● Required work:
Where does the string "Muhammad" appear? Copy every line of the entries below that holds it.

------------------------------------------------------------------------

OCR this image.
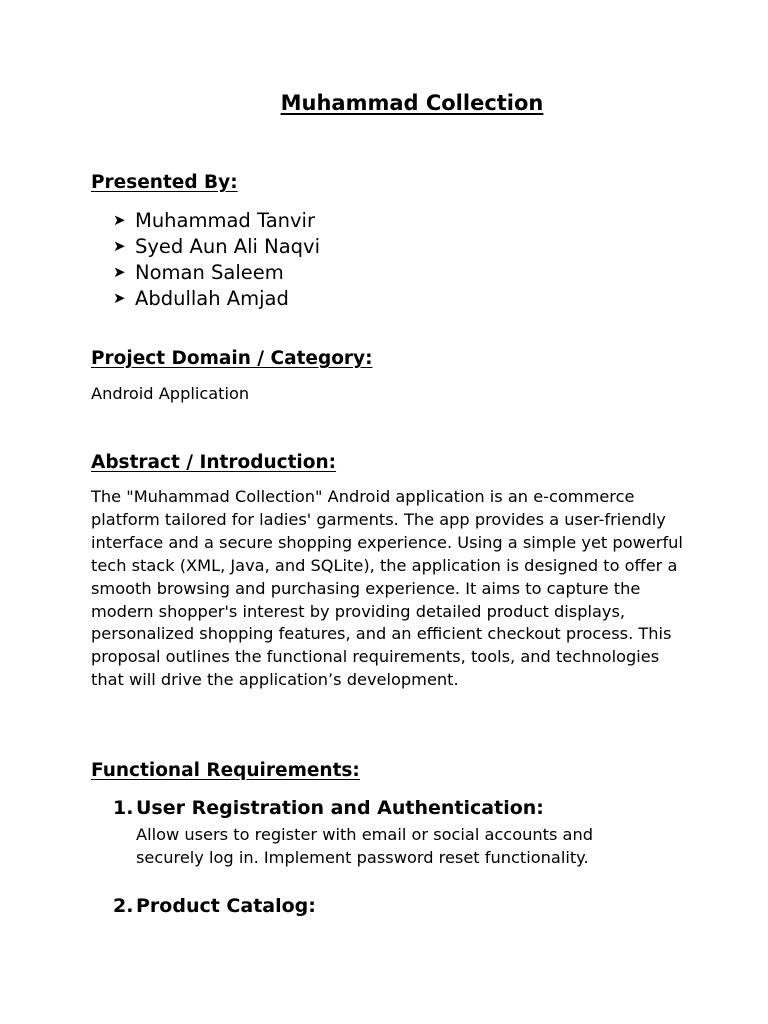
Muhammad Collection
Presented By:
➤ Muhammad Tanvir
➤ Syed Aun Ali Naqvi
➤ Noman Saleem
➤ Abdullah Amjad
Project Domain / Category:

Android Application

Abstract / Introduction:

The "Muhammad Collection" Android application is an e-commerce platform tailored for ladies' garments. The app provides a user-friendly interface and a secure shopping experience. Using a simple yet powerful tech stack (XML, Java, and SQLite), the application is designed to offer a smooth browsing and purchasing experience. It aims to capture the modern shopper's interest by providing detailed product displays, personalized shopping features, and an efficient checkout process. This proposal outlines the functional requirements, tools, and technologies that will drive the application’s development.

Functional Requirements:
1. User Registration and Authentication:

Allow users to register with email or social accounts and securely log in. Implement password reset functionality.

2. Product Catalog:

------------------------------------------------------------------------

● Result for this task:
Muhammad Collection
➤ Muhammad Tanvir
The "Muhammad Collection" Android application is an e-commerce platform tailored for ladies' garments. The app provides a user-friendly interface and a secure shopping experience. Using a simple yet powerful tech stack (XML, Java, and SQLite), the application is designed to offer a smooth browsing and purchasing experience. It aims to capture the modern shopper's interest by providing detailed product displays, personalized shopping features, and an efficient checkout process. This proposal outlines the functional requirements, tools, and technologies that will drive the application’s development.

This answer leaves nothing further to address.